* _WHAT TO DO_
Write out each line that follows exactly as it stands, without the pictures.
──────
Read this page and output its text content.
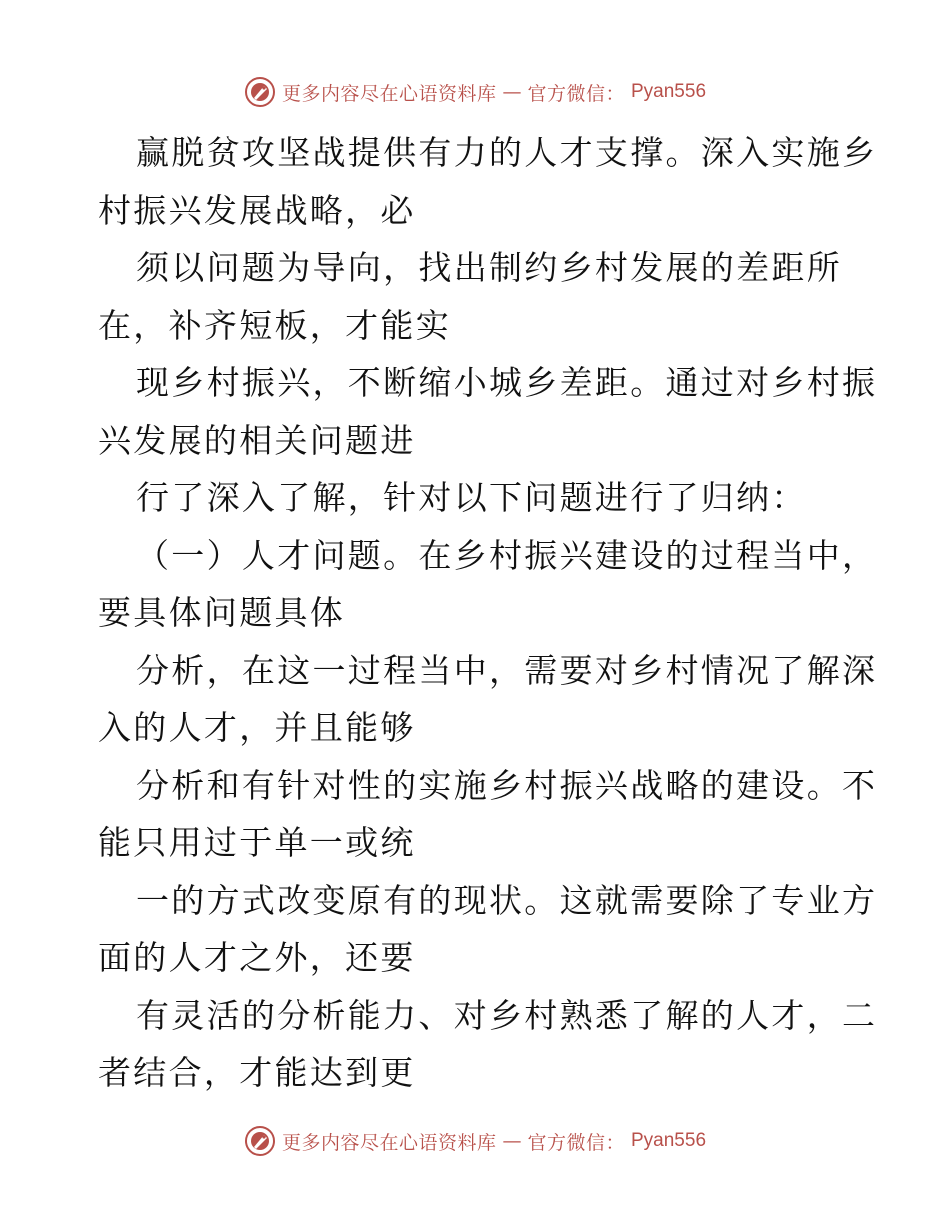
更多内容尽在心语资料库 — 官方微信： Pyan556
赢脱贫攻坚战提供有力的人才支撑。深入实施乡
村振兴发展战略，必
须以问题为导向，找出制约乡村发展的差距所
在，补齐短板，才能实
现乡村振兴，不断缩小城乡差距。通过对乡村振
兴发展的相关问题进
行了深入了解，针对以下问题进行了归纳：
（一）人才问题。在乡村振兴建设的过程当中，
要具体问题具体
分析，在这一过程当中，需要对乡村情况了解深
入的人才，并且能够
分析和有针对性的实施乡村振兴战略的建设。不
能只用过于单一或统
一的方式改变原有的现状。这就需要除了专业方
面的人才之外，还要
有灵活的分析能力、对乡村熟悉了解的人才，二
者结合，才能达到更
更多内容尽在心语资料库 — 官方微信： Pyan556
──────
* _ANSWER TO THE TASK_
Read this page and output its text content.
更多内容尽在心语资料库 — 官方微信： Pyan556
赢脱贫攻坚战提供有力的人才支撑。深入实施乡
村振兴发展战略，必
须以问题为导向，找出制约乡村发展的差距所
在，补齐短板，才能实
现乡村振兴，不断缩小城乡差距。通过对乡村振
兴发展的相关问题进
行了深入了解，针对以下问题进行了归纳：
（一）人才问题。在乡村振兴建设的过程当中，
要具体问题具体
分析，在这一过程当中，需要对乡村情况了解深
入的人才，并且能够
分析和有针对性的实施乡村振兴战略的建设。不
能只用过于单一或统
一的方式改变原有的现状。这就需要除了专业方
面的人才之外，还要
有灵活的分析能力、对乡村熟悉了解的人才，二
者结合，才能达到更
更多内容尽在心语资料库 — 官方微信： Pyan556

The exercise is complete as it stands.